■ **Requirements**
Write out every line below that includes the word "hankinnoista".

■ **Exercise inputs**
Begin

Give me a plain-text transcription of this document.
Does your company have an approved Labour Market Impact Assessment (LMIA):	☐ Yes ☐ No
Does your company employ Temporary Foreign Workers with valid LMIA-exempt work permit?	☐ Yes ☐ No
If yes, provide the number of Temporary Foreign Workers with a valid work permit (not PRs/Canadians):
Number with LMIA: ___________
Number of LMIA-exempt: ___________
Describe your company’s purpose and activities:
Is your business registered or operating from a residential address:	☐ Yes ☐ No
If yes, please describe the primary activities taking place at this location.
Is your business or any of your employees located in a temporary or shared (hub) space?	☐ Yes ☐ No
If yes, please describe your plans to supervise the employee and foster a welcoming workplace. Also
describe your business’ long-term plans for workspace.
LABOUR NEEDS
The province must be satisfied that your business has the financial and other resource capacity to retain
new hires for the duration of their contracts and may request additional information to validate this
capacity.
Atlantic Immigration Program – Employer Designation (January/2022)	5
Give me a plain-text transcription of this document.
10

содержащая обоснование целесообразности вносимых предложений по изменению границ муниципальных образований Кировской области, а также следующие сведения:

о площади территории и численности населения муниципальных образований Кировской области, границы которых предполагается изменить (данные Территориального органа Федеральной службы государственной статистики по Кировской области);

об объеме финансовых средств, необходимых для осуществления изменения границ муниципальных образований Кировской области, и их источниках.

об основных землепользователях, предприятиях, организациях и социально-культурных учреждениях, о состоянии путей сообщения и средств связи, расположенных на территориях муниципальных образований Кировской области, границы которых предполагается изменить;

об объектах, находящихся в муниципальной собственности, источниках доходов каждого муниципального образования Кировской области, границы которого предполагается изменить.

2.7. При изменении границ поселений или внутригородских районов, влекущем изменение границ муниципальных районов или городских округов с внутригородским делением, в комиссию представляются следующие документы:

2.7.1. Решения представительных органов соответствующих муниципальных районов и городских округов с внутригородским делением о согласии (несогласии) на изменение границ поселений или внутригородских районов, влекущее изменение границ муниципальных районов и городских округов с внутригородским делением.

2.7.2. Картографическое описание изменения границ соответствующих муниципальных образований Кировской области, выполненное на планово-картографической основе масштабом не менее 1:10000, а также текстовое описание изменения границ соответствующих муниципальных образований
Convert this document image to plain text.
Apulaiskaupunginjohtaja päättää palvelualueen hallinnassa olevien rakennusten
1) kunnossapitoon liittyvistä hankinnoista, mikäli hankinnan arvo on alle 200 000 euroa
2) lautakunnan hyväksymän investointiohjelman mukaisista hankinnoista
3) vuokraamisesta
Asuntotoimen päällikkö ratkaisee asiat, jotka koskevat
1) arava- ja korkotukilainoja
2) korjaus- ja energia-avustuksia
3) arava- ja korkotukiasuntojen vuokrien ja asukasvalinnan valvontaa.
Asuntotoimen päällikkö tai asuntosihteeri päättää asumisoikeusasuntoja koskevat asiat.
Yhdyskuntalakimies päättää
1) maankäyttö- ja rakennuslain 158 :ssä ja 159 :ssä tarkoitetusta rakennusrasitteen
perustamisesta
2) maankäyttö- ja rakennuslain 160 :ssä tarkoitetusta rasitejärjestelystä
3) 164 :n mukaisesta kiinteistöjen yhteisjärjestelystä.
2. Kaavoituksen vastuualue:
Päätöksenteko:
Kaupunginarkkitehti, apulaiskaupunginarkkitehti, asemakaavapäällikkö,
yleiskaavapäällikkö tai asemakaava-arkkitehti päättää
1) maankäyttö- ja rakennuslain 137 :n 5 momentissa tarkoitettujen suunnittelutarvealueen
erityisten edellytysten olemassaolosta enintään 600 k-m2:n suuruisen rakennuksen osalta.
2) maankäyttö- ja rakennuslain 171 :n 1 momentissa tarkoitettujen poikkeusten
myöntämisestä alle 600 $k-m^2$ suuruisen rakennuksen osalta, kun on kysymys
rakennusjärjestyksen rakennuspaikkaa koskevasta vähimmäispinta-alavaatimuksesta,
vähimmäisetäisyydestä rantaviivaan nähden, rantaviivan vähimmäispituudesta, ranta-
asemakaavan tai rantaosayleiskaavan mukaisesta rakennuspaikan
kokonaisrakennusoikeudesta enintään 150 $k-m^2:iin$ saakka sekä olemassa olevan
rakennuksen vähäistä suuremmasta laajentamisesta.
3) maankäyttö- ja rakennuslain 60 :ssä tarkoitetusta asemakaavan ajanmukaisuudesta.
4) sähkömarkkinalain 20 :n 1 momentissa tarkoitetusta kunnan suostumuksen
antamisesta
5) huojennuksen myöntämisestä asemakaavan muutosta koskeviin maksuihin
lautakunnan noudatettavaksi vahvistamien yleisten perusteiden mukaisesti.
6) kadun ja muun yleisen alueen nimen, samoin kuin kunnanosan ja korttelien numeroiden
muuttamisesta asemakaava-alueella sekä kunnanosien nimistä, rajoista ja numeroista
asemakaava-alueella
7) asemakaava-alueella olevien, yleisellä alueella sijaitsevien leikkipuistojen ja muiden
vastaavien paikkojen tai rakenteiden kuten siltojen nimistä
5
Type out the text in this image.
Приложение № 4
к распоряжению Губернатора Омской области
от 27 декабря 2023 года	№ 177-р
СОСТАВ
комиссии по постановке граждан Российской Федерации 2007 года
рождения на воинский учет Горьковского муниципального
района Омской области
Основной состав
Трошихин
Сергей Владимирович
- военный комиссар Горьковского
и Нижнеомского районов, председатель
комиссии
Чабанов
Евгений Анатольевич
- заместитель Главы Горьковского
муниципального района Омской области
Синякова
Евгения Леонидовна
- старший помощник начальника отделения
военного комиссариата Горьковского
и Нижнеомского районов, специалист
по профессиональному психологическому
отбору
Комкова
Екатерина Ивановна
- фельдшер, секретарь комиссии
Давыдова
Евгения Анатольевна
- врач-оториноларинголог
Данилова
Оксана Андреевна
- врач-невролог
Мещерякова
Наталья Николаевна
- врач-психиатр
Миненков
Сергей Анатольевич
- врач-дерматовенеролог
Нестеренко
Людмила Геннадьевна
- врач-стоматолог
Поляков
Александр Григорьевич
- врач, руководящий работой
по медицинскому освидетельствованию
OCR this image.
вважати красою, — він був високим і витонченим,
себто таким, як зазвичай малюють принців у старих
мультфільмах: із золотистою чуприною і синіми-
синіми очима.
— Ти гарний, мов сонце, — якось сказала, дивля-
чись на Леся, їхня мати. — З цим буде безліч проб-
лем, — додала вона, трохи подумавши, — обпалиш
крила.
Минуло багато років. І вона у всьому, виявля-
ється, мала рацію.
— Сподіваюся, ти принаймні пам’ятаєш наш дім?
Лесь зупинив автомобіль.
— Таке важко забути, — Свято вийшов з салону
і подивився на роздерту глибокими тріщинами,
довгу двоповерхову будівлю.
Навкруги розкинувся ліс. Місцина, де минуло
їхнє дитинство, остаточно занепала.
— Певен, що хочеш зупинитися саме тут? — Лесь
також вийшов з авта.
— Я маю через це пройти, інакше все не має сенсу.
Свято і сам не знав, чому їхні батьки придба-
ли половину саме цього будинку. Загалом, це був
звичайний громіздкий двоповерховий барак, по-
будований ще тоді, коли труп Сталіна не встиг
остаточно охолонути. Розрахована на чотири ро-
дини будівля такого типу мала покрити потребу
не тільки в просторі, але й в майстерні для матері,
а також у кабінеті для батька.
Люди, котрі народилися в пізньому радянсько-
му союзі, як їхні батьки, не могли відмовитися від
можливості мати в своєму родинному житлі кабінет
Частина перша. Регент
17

End

■ **Answer below**
1) kunnossapitoon liittyvistä hankinnoista, mikäli hankinnan arvo on alle 200 000 euroa
2) lautakunnan hyväksymän investointiohjelman mukaisista hankinnoista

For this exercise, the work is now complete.